■ SOURCE DOCUMENT:

A-Kees-H

Proposal to illion-ise the -byte System

Ask the average person how many bytes are in a Gigabyte, and they'll undo your tie with the strength of their blank stare. Ask an engineer and there's a good chance even they'll have to at least think about it. Everyone knows how big an [American] billion is, and most people know how big a trillion is too. So here's my proposal for making the -byte system more intuitive by aligning the prefixes with the corresponding powers of 1000 in The Illion System:

New Term Equivalent Old Term
1 byte 1 byte 1 byte
1 kilobyte 1,000 bytes 1 kilobyte
1 millibyte 1,000,000 bytes 1 megabyte
1 billibyte 1,000,000,000 bytes 1 gigabyte
1 trillibyte 1,000,000,000,000 bytes 1 terabyte
1 quadrillibyte 1,000,000,000,000,000 bytes 1 petabyte
1 quintillibyte 1,000,000,000,000,000,000 bytes 1 exabyte

... and so on.

Note on "The Illion System":
ChatGPT has reliably informed me that the milli-billi-trilli-quadrilli- system is named "Illion System", making it sound like a Star Wars locale. I somehow doubt this is by any means standard, and since it has little bearing on the core point, I feel no need to research it.

■ TASK PROMPT: Please retype the byte-prefix proposal word for word, starting with "New Term Equivalent" and going on through "to research it.". Draw only on the byte-prefix proposal.

■ AVAILABLE DATA:

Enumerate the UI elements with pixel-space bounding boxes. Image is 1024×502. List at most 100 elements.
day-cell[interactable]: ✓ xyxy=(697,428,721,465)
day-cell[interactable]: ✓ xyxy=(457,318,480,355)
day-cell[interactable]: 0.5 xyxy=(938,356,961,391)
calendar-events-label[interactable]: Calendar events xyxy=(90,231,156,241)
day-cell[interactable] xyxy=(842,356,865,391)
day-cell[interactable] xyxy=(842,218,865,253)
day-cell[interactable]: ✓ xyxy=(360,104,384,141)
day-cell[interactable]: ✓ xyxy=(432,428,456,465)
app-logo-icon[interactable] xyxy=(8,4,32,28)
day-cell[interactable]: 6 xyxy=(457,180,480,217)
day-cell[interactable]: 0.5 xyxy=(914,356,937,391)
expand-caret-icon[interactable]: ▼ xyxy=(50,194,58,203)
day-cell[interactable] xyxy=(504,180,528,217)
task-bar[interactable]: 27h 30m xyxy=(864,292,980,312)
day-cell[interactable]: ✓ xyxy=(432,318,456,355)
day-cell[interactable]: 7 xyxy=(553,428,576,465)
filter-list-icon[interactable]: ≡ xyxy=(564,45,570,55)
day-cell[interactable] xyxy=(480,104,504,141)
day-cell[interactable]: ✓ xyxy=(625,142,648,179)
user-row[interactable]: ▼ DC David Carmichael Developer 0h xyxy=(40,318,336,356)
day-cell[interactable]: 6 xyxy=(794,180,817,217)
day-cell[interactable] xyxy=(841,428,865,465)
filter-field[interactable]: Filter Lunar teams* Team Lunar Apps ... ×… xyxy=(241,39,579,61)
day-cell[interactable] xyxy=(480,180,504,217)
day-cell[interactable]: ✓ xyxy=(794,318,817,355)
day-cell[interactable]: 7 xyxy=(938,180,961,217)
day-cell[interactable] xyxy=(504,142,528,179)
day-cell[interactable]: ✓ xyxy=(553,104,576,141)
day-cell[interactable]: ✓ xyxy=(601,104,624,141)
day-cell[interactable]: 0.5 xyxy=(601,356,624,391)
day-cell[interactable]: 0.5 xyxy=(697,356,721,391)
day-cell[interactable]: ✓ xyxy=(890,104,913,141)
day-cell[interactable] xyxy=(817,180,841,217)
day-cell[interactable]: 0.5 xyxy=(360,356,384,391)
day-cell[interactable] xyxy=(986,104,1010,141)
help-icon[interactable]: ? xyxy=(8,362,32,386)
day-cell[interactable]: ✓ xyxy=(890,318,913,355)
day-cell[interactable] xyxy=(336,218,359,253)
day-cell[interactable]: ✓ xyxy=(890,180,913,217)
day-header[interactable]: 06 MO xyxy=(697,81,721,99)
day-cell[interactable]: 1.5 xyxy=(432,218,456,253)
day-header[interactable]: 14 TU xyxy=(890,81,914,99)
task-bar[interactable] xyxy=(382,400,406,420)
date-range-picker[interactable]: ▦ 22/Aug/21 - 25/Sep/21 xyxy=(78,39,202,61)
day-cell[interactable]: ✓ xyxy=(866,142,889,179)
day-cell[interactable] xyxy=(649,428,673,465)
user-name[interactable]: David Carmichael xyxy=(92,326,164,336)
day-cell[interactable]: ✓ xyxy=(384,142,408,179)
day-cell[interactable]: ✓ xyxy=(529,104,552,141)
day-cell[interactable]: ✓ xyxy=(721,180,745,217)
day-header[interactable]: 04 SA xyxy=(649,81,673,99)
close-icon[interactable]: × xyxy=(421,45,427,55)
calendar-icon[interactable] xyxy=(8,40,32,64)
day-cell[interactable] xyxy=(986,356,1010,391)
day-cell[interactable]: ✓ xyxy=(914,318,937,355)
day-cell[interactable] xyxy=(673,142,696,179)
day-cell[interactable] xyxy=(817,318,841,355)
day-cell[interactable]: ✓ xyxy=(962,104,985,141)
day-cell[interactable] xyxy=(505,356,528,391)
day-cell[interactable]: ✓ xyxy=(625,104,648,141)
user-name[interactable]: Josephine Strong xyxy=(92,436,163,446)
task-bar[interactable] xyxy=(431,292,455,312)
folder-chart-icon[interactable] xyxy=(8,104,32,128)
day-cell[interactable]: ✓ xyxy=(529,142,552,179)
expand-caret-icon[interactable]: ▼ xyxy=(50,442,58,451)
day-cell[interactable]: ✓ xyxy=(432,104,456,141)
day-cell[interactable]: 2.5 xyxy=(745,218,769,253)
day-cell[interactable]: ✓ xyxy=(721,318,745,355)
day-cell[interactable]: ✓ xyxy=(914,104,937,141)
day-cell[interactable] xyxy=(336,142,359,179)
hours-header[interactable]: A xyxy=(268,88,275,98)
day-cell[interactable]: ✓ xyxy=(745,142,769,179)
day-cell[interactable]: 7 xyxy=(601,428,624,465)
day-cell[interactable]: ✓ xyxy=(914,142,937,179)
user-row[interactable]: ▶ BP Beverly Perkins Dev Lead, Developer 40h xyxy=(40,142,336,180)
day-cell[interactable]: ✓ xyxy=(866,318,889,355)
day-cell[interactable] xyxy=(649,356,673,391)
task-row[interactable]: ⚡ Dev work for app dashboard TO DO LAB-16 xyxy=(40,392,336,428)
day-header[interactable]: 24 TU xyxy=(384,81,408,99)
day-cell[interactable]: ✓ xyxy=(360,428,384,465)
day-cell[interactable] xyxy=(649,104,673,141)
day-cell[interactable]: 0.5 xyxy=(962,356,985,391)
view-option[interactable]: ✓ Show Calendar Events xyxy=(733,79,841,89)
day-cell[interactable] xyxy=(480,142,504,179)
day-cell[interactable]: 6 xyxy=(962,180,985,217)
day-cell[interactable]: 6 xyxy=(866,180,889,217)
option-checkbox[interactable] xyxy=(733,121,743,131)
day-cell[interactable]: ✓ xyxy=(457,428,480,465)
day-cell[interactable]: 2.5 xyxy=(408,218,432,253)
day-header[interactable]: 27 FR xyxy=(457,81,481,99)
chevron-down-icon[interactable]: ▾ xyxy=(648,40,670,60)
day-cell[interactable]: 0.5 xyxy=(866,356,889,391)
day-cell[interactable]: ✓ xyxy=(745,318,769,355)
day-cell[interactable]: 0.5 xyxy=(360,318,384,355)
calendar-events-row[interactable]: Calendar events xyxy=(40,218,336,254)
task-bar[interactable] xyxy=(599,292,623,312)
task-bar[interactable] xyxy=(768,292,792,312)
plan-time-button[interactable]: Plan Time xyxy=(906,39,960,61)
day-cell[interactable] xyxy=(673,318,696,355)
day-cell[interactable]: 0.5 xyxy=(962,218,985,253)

■ SOLUTION TO THIS EXERCISE:
New Term Equivalent Old Term
1 byte 1 byte 1 byte
1 kilobyte 1,000 bytes 1 kilobyte
1 millibyte 1,000,000 bytes 1 megabyte
1 billibyte 1,000,000,000 bytes 1 gigabyte
1 trillibyte 1,000,000,000,000 bytes 1 terabyte
1 quadrillibyte 1,000,000,000,000,000 bytes 1 petabyte
1 quintillibyte 1,000,000,000,000,000,000 bytes 1 exabyte

... and so on.

Note on "The Illion System":
ChatGPT has reliably informed me that the milli-billi-trilli-quadrilli- system is named "Illion System", making it sound like a Star Wars locale. I somehow doubt this is by any means standard, and since it has little bearing on the core point, I feel no need to research it.